Task goal ::
State how many lines of the entries hold the string "Total", and output nothing but that count.
(Information given Opens)
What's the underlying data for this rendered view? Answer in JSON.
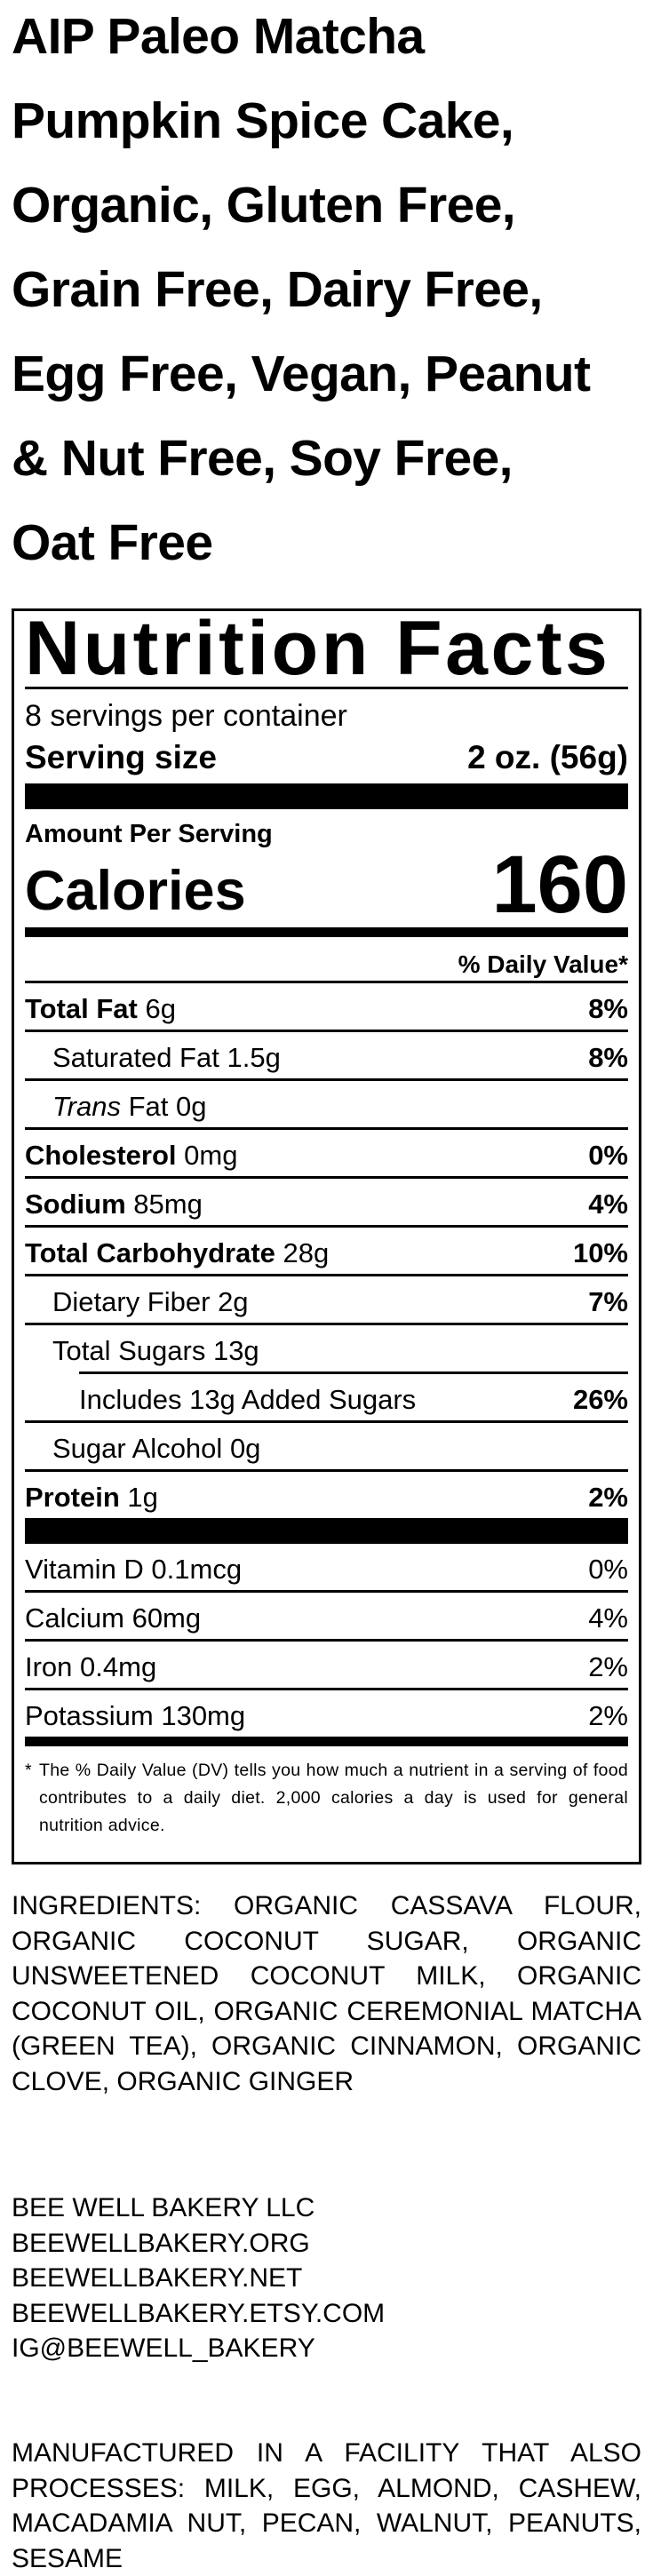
{
  "product_title_lines": [
    "AIP Paleo Matcha",
    "Pumpkin Spice Cake,",
    "Organic, Gluten Free,",
    "Grain Free, Dairy Free,",
    "Egg Free, Vegan, Peanut",
    "& Nut Free, Soy Free,",
    "Oat Free"
  ],
  "nutrition": {
    "heading": "Nutrition Facts",
    "servings_per_container": "8 servings per container",
    "serving_size_label": "Serving size",
    "serving_size_value": "2 oz. (56g)",
    "amount_per_serving": "Amount Per Serving",
    "calories_label": "Calories",
    "calories_value": "160",
    "daily_value_header": "% Daily Value*",
    "rows": [
      {
        "name": "Total Fat",
        "amount": "6g",
        "dv": "8%"
      },
      {
        "name": "Saturated Fat",
        "amount": "1.5g",
        "dv": "8%"
      },
      {
        "name": "Trans",
        "amount": "Fat 0g",
        "dv": ""
      },
      {
        "name": "Cholesterol",
        "amount": "0mg",
        "dv": "0%"
      },
      {
        "name": "Sodium",
        "amount": "85mg",
        "dv": "4%"
      },
      {
        "name": "Total Carbohydrate",
        "amount": "28g",
        "dv": "10%"
      },
      {
        "name": "Dietary Fiber",
        "amount": "2g",
        "dv": "7%"
      },
      {
        "name": "Total Sugars",
        "amount": "13g",
        "dv": ""
      },
      {
        "name": "Includes 13g Added Sugars",
        "amount": "",
        "dv": "26%"
      },
      {
        "name": "Sugar Alcohol",
        "amount": "0g",
        "dv": ""
      },
      {
        "name": "Protein",
        "amount": "1g",
        "dv": "2%"
      }
    ],
    "vitamins": [
      {
        "text": "Vitamin D 0.1mcg",
        "dv": "0%"
      },
      {
        "text": "Calcium 60mg",
        "dv": "4%"
      },
      {
        "text": "Iron 0.4mg",
        "dv": "2%"
      },
      {
        "text": "Potassium 130mg",
        "dv": "2%"
      }
    ],
    "footnote_star": "*",
    "footnote": "The % Daily Value (DV) tells you how much a nutrient in a serving of food contributes to a daily diet. 2,000 calories a day is used for general nutrition advice."
  },
  "ingredients": "INGREDIENTS: ORGANIC CASSAVA FLOUR, ORGANIC COCONUT SUGAR, ORGANIC UNSWEETENED COCONUT MILK, ORGANIC COCONUT OIL, ORGANIC CEREMONIAL MATCHA (GREEN TEA), ORGANIC CINNAMON, ORGANIC CLOVE, ORGANIC GINGER",
  "company_lines": [
    "BEE WELL BAKERY LLC",
    "BEEWELLBAKERY.ORG",
    "BEEWELLBAKERY.NET",
    "BEEWELLBAKERY.ETSY.COM",
    "IG@BEEWELL_BAKERY"
  ],
  "allergen_statement": "MANUFACTURED IN A FACILITY THAT ALSO PROCESSES: MILK, EGG, ALMOND, CASHEW, MACADAMIA NUT, PECAN, WALNUT, PEANUTS, SESAME"
}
(Information given Closes)
Your response ::
3